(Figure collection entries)
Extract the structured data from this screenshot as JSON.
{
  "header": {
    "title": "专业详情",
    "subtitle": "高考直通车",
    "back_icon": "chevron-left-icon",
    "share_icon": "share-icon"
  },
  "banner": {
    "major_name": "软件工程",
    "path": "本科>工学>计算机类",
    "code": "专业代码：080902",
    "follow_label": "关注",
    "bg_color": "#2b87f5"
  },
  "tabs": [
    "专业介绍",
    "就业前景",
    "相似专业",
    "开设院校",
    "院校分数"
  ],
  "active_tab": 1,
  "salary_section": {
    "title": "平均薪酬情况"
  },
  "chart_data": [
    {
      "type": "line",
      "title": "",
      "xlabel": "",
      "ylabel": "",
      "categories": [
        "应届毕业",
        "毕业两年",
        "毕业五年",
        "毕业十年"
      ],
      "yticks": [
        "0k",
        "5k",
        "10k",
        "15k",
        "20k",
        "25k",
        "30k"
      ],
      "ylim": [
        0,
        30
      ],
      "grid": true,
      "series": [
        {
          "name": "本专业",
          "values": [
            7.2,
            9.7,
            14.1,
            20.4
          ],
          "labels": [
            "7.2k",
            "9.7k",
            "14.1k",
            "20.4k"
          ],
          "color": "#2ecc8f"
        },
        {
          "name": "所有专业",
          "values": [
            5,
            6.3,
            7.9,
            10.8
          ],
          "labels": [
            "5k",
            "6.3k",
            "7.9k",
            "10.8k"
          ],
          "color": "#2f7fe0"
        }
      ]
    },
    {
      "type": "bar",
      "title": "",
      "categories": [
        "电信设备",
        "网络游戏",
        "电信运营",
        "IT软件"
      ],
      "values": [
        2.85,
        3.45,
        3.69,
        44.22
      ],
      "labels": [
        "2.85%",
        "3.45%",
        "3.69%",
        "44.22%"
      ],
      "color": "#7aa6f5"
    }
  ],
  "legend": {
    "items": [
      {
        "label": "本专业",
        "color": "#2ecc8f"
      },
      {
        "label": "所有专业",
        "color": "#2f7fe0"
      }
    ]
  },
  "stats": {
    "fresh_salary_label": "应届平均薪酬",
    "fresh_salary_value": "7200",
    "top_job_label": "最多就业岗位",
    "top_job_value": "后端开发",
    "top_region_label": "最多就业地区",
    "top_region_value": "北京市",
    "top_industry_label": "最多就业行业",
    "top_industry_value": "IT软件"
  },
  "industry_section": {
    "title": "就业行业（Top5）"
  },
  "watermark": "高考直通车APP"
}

- [OBJECTIVE] Write the entries again, exactly as they stand.

- [TASK RESPONSE]
Extract the structured data from this screenshot as JSON.
{
  "header": {
    "title": "专业详情",
    "subtitle": "高考直通车",
    "back_icon": "chevron-left-icon",
    "share_icon": "share-icon"
  },
  "banner": {
    "major_name": "软件工程",
    "path": "本科>工学>计算机类",
    "code": "专业代码：080902",
    "follow_label": "关注",
    "bg_color": "#2b87f5"
  },
  "tabs": [
    "专业介绍",
    "就业前景",
    "相似专业",
    "开设院校",
    "院校分数"
  ],
  "active_tab": 1,
  "salary_section": {
    "title": "平均薪酬情况"
  },
  "chart_data": [
    {
      "type": "line",
      "title": "",
      "xlabel": "",
      "ylabel": "",
      "categories": [
        "应届毕业",
        "毕业两年",
        "毕业五年",
        "毕业十年"
      ],
      "yticks": [
        "0k",
        "5k",
        "10k",
        "15k",
        "20k",
        "25k",
        "30k"
      ],
      "ylim": [
        0,
        30
      ],
      "grid": true,
      "series": [
        {
          "name": "本专业",
          "values": [
            7.2,
            9.7,
            14.1,
            20.4
          ],
          "labels": [
            "7.2k",
            "9.7k",
            "14.1k",
            "20.4k"
          ],
          "color": "#2ecc8f"
        },
        {
          "name": "所有专业",
          "values": [
            5,
            6.3,
            7.9,
            10.8
          ],
          "labels": [
            "5k",
            "6.3k",
            "7.9k",
            "10.8k"
          ],
          "color": "#2f7fe0"
        }
      ]
    },
    {
      "type": "bar",
      "title": "",
      "categories": [
        "电信设备",
        "网络游戏",
        "电信运营",
        "IT软件"
      ],
      "values": [
        2.85,
        3.45,
        3.69,
        44.22
      ],
      "labels": [
        "2.85%",
        "3.45%",
        "3.69%",
        "44.22%"
      ],
      "color": "#7aa6f5"
    }
  ],
  "legend": {
    "items": [
      {
        "label": "本专业",
        "color": "#2ecc8f"
      },
      {
        "label": "所有专业",
        "color": "#2f7fe0"
      }
    ]
  },
  "stats": {
    "fresh_salary_label": "应届平均薪酬",
    "fresh_salary_value": "7200",
    "top_job_label": "最多就业岗位",
    "top_job_value": "后端开发",
    "top_region_label": "最多就业地区",
    "top_region_value": "北京市",
    "top_industry_label": "最多就业行业",
    "top_industry_value": "IT软件"
  },
  "industry_section": {
    "title": "就业行业（Top5）"
  },
  "watermark": "高考直通车APP"
}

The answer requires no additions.